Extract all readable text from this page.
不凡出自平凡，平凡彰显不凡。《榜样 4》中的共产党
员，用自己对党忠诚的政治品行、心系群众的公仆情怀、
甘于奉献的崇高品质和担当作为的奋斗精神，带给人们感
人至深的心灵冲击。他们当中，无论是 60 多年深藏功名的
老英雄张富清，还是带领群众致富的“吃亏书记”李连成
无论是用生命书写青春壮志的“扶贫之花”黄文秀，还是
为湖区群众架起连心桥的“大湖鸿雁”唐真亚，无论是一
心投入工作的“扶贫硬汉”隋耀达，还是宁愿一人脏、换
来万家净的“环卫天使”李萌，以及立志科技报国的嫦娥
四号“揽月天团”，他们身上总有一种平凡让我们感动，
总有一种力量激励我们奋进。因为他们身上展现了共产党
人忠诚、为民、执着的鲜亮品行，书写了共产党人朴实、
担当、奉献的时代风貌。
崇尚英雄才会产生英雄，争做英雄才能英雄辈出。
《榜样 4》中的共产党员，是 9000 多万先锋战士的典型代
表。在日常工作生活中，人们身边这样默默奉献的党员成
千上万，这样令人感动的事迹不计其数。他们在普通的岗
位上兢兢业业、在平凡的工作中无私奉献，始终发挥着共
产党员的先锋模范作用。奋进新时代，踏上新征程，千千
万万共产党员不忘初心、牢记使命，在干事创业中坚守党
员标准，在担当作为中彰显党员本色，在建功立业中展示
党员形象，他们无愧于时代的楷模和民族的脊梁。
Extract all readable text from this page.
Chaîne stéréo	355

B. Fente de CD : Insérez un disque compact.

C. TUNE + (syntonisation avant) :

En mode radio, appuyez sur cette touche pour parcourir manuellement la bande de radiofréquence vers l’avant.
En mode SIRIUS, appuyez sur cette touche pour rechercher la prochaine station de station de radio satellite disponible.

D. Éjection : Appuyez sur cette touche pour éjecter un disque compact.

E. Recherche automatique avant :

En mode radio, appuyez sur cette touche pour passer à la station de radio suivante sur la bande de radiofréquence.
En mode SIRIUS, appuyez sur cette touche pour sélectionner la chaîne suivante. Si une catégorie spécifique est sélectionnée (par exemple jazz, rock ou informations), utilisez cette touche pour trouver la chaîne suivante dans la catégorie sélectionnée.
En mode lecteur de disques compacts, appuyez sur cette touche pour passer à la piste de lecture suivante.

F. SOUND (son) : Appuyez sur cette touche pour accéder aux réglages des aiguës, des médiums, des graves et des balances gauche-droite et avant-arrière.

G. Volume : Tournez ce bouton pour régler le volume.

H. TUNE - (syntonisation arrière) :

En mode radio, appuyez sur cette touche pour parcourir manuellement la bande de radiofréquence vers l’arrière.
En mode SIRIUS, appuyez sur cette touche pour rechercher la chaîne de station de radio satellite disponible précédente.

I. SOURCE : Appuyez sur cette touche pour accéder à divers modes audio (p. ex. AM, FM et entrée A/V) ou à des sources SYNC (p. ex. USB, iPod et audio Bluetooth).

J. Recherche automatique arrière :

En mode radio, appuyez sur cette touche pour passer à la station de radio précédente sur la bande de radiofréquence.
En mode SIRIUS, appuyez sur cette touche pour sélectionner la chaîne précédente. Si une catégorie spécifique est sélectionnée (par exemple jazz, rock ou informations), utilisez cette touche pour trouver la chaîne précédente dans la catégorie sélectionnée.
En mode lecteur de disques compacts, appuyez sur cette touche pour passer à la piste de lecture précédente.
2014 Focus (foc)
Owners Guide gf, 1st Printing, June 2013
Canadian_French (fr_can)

======

EXERCISE DETAILS: Identify each line holding the string "jazz", and copy it out.

RESULT:
En mode SIRIUS, appuyez sur cette touche pour sélectionner la chaîne suivante. Si une catégorie spécifique est sélectionnée (par exemple jazz, rock ou informations), utilisez cette touche pour trouver la chaîne suivante dans la catégorie sélectionnée.
En mode SIRIUS, appuyez sur cette touche pour sélectionner la chaîne précédente. Si une catégorie spécifique est sélectionnée (par exemple jazz, rock ou informations), utilisez cette touche pour trouver la chaîne précédente dans la catégorie sélectionnée.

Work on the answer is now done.